### Figure record extracts

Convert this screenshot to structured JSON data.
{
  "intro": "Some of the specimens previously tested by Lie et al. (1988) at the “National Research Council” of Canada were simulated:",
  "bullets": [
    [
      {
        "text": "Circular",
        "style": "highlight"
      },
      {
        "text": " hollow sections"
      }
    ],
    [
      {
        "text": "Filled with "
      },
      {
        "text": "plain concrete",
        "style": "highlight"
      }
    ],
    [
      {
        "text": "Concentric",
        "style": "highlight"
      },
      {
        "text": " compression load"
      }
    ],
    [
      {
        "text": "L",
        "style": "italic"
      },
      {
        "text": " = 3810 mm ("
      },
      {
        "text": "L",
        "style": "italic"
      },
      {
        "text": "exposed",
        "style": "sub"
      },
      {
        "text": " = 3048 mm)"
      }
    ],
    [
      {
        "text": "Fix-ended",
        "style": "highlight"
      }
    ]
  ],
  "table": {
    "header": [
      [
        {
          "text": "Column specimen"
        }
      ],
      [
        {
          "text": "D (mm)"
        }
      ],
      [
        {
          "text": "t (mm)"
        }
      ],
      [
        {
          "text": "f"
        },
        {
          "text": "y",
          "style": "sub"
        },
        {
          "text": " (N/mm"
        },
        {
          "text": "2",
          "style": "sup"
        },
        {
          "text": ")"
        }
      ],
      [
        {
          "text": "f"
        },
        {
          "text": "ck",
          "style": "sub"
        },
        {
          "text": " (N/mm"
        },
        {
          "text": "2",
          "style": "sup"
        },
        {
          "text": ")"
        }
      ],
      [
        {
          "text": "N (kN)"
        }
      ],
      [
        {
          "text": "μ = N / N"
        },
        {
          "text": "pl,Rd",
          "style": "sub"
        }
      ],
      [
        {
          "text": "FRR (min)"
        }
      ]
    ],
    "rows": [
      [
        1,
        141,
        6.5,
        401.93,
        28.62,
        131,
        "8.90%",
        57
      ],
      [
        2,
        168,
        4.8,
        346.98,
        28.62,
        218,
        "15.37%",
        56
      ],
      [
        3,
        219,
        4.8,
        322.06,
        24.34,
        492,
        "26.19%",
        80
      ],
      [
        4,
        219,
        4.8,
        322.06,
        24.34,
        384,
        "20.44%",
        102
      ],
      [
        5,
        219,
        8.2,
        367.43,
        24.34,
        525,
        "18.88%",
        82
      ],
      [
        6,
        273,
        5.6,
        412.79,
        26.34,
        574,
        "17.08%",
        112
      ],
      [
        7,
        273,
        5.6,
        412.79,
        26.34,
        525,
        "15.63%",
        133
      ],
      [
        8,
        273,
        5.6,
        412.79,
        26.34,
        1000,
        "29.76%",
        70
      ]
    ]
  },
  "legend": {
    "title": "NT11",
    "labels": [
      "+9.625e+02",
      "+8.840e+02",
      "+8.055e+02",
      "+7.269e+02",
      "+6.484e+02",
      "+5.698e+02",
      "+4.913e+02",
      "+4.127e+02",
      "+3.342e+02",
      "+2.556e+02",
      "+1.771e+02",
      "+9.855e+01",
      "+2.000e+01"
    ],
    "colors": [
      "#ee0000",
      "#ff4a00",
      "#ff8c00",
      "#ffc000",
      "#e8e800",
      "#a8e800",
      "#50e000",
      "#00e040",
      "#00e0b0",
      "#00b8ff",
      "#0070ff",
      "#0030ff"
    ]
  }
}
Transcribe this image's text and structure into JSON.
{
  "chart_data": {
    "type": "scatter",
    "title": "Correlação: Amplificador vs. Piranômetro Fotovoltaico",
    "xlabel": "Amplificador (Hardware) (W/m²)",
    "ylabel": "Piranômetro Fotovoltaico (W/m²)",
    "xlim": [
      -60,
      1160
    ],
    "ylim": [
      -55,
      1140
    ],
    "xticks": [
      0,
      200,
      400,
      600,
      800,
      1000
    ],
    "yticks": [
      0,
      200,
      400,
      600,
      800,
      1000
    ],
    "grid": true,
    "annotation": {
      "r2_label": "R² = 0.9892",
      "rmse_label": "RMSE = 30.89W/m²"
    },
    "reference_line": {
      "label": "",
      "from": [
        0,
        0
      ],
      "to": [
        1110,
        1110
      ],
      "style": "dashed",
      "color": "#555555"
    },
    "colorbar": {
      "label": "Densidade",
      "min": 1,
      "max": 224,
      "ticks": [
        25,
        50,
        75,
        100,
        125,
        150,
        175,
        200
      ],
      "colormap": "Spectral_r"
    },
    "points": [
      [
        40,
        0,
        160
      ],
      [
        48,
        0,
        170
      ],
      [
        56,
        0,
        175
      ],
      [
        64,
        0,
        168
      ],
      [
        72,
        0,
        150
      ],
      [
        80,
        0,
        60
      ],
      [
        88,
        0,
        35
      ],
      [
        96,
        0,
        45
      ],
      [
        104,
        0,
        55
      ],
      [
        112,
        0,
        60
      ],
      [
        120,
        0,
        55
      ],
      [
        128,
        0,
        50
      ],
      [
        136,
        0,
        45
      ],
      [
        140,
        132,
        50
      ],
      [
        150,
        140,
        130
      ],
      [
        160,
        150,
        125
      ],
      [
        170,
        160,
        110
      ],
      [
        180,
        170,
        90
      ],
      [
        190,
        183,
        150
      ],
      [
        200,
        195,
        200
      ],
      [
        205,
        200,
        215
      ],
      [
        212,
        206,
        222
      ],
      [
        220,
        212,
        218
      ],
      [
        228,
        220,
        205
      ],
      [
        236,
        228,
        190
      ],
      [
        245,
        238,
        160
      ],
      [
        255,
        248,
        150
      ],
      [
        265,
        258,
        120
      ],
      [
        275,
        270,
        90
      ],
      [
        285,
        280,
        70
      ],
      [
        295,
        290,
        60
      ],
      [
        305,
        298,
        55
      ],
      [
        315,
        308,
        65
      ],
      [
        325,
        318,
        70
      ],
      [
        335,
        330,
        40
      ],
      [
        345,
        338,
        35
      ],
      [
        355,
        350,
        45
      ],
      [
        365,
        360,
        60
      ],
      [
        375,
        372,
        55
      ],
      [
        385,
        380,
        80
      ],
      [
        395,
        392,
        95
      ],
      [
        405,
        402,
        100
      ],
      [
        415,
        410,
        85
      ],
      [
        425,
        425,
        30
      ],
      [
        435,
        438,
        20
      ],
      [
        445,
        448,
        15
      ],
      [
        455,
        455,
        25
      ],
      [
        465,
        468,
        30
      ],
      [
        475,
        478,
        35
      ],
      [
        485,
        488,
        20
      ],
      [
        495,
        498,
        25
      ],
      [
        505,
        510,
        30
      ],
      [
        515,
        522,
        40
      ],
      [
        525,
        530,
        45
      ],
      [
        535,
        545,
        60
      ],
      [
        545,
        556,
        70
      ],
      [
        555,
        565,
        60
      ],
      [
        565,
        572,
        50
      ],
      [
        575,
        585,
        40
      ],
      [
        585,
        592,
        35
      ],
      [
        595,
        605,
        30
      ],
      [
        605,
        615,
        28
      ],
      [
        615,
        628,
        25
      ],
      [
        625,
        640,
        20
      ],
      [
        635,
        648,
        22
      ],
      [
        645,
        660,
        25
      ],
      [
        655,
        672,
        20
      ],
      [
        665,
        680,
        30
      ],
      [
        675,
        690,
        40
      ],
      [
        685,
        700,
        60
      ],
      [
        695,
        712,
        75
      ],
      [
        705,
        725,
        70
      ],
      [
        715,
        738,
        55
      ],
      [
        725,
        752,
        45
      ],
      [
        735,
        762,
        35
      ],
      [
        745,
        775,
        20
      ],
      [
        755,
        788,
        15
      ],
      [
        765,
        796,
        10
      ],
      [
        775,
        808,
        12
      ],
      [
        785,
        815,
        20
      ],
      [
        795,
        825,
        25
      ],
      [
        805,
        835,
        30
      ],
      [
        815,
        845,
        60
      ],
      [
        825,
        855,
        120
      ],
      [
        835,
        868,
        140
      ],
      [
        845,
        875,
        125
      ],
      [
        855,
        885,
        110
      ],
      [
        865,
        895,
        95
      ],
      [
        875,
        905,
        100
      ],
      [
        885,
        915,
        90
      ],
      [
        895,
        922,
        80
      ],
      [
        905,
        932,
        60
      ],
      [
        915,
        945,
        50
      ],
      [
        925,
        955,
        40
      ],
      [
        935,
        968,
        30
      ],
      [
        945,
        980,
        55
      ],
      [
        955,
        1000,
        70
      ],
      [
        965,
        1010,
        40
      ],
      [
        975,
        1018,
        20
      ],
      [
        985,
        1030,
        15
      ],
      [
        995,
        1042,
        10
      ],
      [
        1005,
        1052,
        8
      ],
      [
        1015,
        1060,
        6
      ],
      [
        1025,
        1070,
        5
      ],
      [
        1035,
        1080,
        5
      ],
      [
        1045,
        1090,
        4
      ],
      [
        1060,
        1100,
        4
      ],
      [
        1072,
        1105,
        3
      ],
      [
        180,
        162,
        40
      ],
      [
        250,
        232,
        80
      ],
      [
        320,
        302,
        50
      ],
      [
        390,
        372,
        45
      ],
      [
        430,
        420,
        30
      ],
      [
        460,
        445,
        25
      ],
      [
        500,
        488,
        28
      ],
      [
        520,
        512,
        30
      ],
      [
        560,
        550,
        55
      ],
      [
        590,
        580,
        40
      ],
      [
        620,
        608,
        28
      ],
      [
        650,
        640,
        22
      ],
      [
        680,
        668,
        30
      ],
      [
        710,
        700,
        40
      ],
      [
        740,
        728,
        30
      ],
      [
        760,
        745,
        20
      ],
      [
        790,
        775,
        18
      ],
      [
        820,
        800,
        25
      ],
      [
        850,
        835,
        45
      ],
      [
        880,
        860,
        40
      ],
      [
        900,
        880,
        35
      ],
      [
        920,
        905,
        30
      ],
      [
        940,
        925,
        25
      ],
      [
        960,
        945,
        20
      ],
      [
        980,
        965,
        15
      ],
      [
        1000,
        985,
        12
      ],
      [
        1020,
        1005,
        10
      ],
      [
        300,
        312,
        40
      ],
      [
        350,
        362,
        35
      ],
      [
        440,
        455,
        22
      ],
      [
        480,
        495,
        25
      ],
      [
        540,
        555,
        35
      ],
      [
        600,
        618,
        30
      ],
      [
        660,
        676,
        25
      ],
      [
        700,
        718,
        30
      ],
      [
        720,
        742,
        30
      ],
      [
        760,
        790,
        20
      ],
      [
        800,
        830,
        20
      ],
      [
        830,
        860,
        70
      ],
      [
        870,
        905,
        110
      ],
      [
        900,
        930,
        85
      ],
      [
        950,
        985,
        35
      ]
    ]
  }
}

### Direction
Scan the lines for the string "Piranômetro". Copy out each line that matches.

### Finished exercise
    "title": "Correlação: Amplificador vs. Piranômetro Fotovoltaico",
    "ylabel": "Piranômetro Fotovoltaico (W/m²)",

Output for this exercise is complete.